Data entries
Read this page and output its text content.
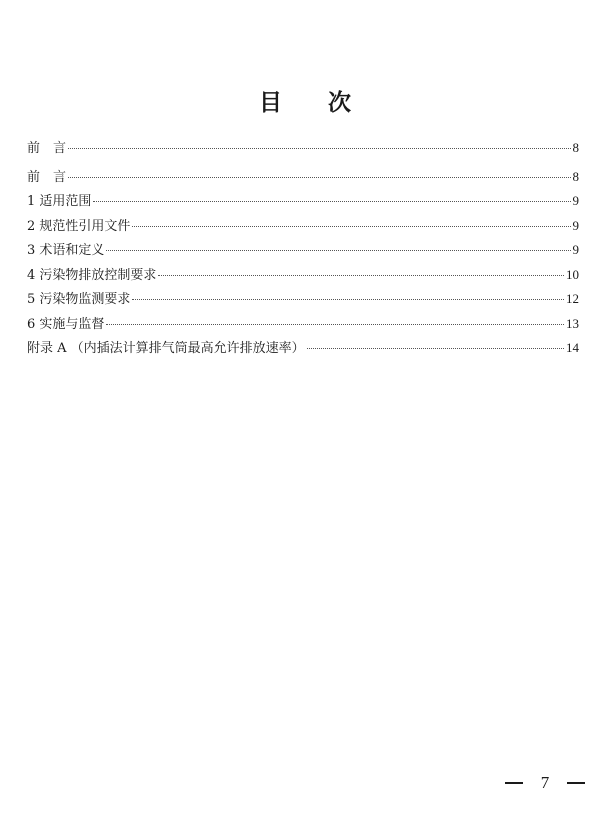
目　　次
前　言	8
前　言	8
1 适用范围	9
2 规范性引用文件	9
3 术语和定义	9
4 污染物排放控制要求	10
5 污染物监测要求	12
6 实施与监督	13
附录 A （内插法计算排气筒最高允许排放速率）	14
7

TASK OBJECTIVE: Transcribe every entry above exactly. Omit all pictures.

SOLUTION:
Read this page and output its text content.
目　　次
前　言	8
前　言	8
1 适用范围	9
2 规范性引用文件	9
3 术语和定义	9
4 污染物排放控制要求	10
5 污染物监测要求	12
6 实施与监督	13
附录 A （内插法计算排气筒最高允许排放速率）	14
7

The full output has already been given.